## What you should do:
Show every line below where "ciri" can be found.

## Records shown:
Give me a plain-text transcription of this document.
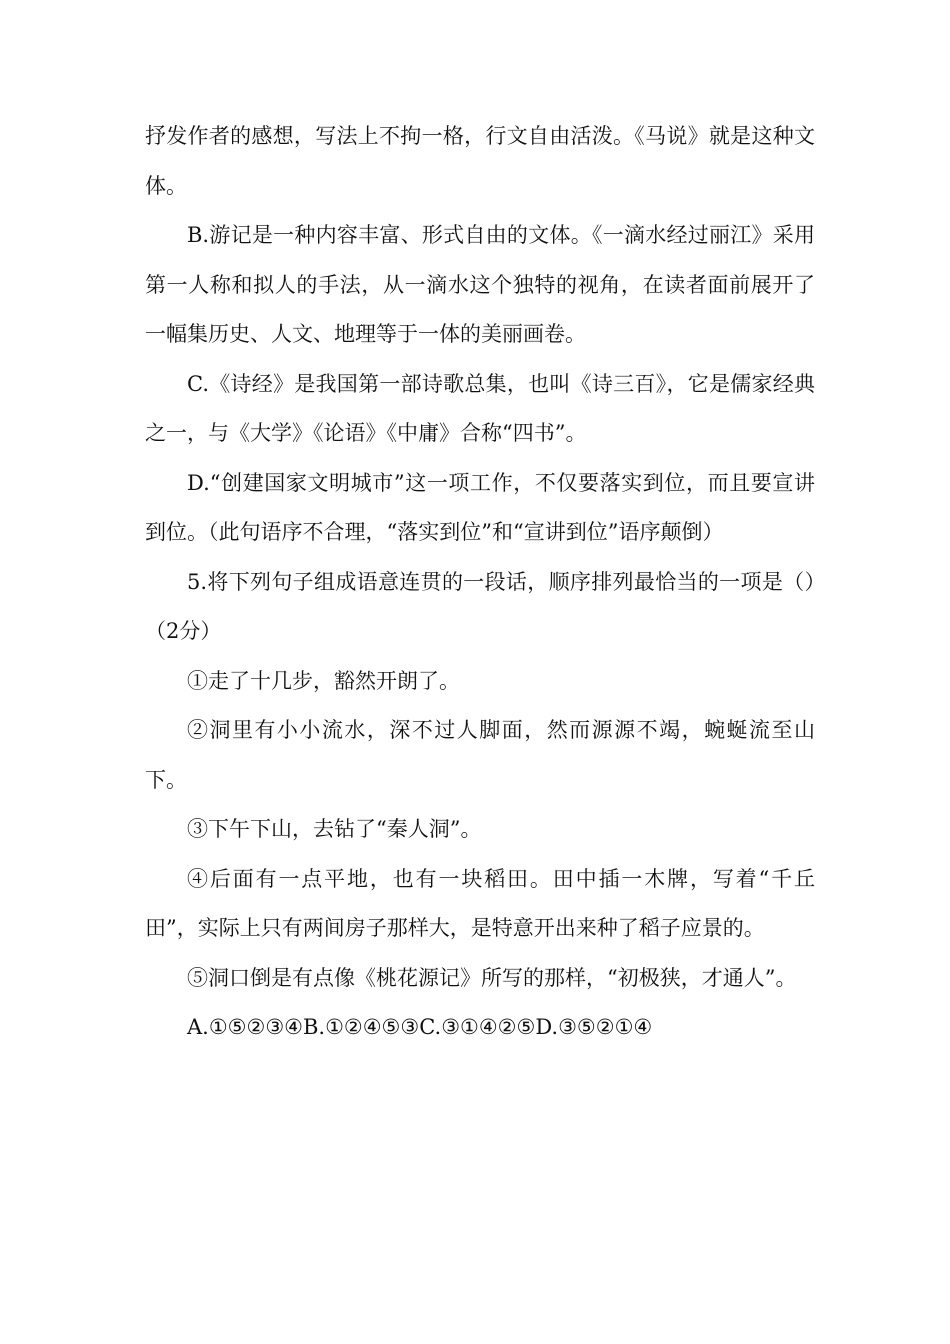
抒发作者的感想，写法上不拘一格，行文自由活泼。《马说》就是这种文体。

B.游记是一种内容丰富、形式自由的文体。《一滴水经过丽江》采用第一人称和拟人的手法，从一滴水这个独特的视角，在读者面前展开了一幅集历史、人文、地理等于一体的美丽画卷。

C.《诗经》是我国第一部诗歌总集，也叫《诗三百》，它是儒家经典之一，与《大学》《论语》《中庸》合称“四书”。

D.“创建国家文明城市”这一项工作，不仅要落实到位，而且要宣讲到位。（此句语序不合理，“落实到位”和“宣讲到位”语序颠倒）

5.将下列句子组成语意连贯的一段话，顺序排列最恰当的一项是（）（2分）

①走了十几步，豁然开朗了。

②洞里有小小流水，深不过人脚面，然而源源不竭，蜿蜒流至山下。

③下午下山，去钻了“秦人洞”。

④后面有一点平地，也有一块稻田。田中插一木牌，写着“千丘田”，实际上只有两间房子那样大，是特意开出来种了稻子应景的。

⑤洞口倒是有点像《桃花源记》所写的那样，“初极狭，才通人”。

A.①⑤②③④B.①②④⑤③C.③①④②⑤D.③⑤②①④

---

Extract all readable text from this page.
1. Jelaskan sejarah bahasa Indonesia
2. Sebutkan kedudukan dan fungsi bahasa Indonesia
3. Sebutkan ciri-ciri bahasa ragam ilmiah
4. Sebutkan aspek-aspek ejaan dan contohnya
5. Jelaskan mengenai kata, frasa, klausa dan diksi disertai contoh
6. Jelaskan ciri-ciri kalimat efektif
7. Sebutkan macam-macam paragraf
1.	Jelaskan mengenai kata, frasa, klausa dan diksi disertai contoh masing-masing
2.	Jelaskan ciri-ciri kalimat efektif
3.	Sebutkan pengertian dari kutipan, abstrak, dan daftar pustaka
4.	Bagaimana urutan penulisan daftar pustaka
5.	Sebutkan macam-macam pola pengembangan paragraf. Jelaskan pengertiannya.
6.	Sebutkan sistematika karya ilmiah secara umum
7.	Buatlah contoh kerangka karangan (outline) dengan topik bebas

==

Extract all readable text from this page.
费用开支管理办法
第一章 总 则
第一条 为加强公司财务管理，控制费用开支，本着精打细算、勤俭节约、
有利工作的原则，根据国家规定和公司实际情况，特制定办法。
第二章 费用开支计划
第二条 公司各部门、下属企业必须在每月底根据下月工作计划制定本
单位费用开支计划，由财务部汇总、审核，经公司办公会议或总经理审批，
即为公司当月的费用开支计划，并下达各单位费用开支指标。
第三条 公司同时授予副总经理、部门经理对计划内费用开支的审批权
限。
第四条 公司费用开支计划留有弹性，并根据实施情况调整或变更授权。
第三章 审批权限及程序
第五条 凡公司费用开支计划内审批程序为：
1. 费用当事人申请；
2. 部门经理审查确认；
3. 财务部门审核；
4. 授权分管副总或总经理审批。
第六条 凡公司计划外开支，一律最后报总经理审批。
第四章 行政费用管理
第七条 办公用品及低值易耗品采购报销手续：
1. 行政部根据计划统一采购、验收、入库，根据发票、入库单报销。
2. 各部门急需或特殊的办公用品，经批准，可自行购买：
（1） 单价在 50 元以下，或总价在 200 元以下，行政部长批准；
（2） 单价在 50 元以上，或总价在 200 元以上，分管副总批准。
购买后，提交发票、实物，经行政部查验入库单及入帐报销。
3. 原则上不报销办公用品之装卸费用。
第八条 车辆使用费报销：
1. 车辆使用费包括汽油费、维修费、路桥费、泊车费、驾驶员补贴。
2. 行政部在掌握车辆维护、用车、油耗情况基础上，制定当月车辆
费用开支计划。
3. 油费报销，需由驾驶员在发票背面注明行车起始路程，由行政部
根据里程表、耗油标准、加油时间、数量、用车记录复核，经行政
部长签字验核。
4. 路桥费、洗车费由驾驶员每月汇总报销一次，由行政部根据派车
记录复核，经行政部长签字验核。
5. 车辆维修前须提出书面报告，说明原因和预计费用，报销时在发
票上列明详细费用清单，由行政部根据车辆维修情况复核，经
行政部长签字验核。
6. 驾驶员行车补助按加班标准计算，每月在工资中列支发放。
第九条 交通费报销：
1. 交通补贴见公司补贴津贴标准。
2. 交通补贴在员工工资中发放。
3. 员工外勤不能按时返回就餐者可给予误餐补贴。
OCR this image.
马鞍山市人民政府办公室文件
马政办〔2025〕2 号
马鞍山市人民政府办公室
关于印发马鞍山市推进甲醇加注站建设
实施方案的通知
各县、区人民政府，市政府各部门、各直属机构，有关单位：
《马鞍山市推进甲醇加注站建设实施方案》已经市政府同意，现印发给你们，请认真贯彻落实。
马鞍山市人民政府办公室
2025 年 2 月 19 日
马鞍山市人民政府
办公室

## Full output:
3. Sebutkan ciri-ciri bahasa ragam ilmiah
6. Jelaskan ciri-ciri kalimat efektif
2.	Jelaskan ciri-ciri kalimat efektif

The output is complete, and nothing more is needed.